##### Listed records

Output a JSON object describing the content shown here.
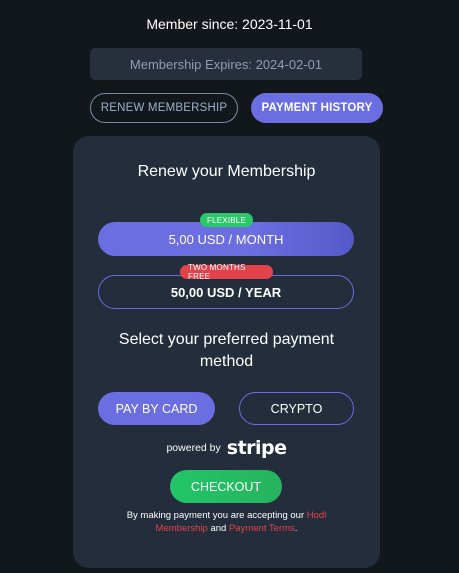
{
  "header": {
    "member_since": "Member since: 2023-11-01",
    "expires": "Membership Expires: 2024-02-01"
  },
  "tabs": [
    {
      "label": "RENEW MEMBERSHIP",
      "active": false
    },
    {
      "label": "PAYMENT HISTORY",
      "active": true
    }
  ],
  "card": {
    "title": "Renew your Membership",
    "plans": [
      {
        "badge": "FLEXIBLE",
        "badge_color": "#2ac86a",
        "price": "5,00 USD",
        "period": " / MONTH",
        "selected": true
      },
      {
        "badge": "TWO MONTHS FREE",
        "badge_color": "#e4424a",
        "price": "50,00 USD",
        "period": " / YEAR",
        "selected": false
      }
    ],
    "method_title": "Select your preferred payment method",
    "methods": [
      {
        "label": "PAY BY CARD",
        "selected": true
      },
      {
        "label": "CRYPTO",
        "selected": false
      }
    ],
    "powered_by": "powered by",
    "stripe_logo": "stripe",
    "checkout": "CHECKOUT",
    "terms": {
      "prefix": "By making payment you are accepting our ",
      "link1": "Hodl Membership",
      "middle": " and ",
      "link2": "Payment Terms",
      "suffix": "."
    }
  },
  "colors": {
    "background": "#12171c",
    "card": "#232d3b",
    "accent": "#6a6ee0",
    "success": "#2ac86a",
    "danger": "#e4424a"
  }
}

##########

▶ **Task directions**: Return all of the data exactly as written, and drop the pictures.

▶ **Written answer**:
Output a JSON object describing the content shown here.
{
  "header": {
    "member_since": "Member since: 2023-11-01",
    "expires": "Membership Expires: 2024-02-01"
  },
  "tabs": [
    {
      "label": "RENEW MEMBERSHIP",
      "active": false
    },
    {
      "label": "PAYMENT HISTORY",
      "active": true
    }
  ],
  "card": {
    "title": "Renew your Membership",
    "plans": [
      {
        "badge": "FLEXIBLE",
        "badge_color": "#2ac86a",
        "price": "5,00 USD",
        "period": " / MONTH",
        "selected": true
      },
      {
        "badge": "TWO MONTHS FREE",
        "badge_color": "#e4424a",
        "price": "50,00 USD",
        "period": " / YEAR",
        "selected": false
      }
    ],
    "method_title": "Select your preferred payment method",
    "methods": [
      {
        "label": "PAY BY CARD",
        "selected": true
      },
      {
        "label": "CRYPTO",
        "selected": false
      }
    ],
    "powered_by": "powered by",
    "stripe_logo": "stripe",
    "checkout": "CHECKOUT",
    "terms": {
      "prefix": "By making payment you are accepting our ",
      "link1": "Hodl Membership",
      "middle": " and ",
      "link2": "Payment Terms",
      "suffix": "."
    }
  },
  "colors": {
    "background": "#12171c",
    "card": "#232d3b",
    "accent": "#6a6ee0",
    "success": "#2ac86a",
    "danger": "#e4424a"
  }
}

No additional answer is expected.